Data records
--------------------------------
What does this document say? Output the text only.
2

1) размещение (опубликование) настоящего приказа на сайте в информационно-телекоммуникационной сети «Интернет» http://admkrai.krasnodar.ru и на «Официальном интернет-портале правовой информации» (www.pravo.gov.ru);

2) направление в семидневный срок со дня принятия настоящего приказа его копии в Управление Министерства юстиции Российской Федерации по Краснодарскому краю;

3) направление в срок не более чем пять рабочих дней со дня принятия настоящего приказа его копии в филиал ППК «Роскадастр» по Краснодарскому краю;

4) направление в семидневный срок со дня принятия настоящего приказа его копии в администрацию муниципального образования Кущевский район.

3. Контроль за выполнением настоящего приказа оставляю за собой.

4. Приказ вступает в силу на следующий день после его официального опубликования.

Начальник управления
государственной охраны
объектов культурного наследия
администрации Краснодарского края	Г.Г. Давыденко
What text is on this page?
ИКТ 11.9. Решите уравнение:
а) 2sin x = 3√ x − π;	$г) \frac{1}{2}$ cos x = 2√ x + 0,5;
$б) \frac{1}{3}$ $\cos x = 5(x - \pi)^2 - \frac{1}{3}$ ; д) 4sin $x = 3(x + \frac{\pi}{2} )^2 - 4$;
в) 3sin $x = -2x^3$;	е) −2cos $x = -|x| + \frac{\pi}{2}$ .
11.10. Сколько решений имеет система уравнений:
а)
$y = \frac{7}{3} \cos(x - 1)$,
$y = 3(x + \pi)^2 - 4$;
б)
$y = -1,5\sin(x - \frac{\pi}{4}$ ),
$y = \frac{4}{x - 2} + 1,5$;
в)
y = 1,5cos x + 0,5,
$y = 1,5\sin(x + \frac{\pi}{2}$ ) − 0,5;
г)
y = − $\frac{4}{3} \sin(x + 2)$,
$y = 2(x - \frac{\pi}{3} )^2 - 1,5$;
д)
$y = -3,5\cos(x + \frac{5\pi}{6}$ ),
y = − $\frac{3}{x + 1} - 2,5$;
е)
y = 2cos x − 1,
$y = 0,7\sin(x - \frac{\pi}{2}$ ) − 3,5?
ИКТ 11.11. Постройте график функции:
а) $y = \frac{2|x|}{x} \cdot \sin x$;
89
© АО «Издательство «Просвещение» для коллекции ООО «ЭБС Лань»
--------------------------------
**What you need to do:** Lines that include the word "краю" are to be extracted from the data above.

**Reply to the exercise:**
2) направление в семидневный срок со дня принятия настоящего приказа его копии в Управление Министерства юстиции Российской Федерации по Краснодарскому краю;
3) направление в срок не более чем пять рабочих дней со дня принятия настоящего приказа его копии в филиал ППК «Роскадастр» по Краснодарскому краю;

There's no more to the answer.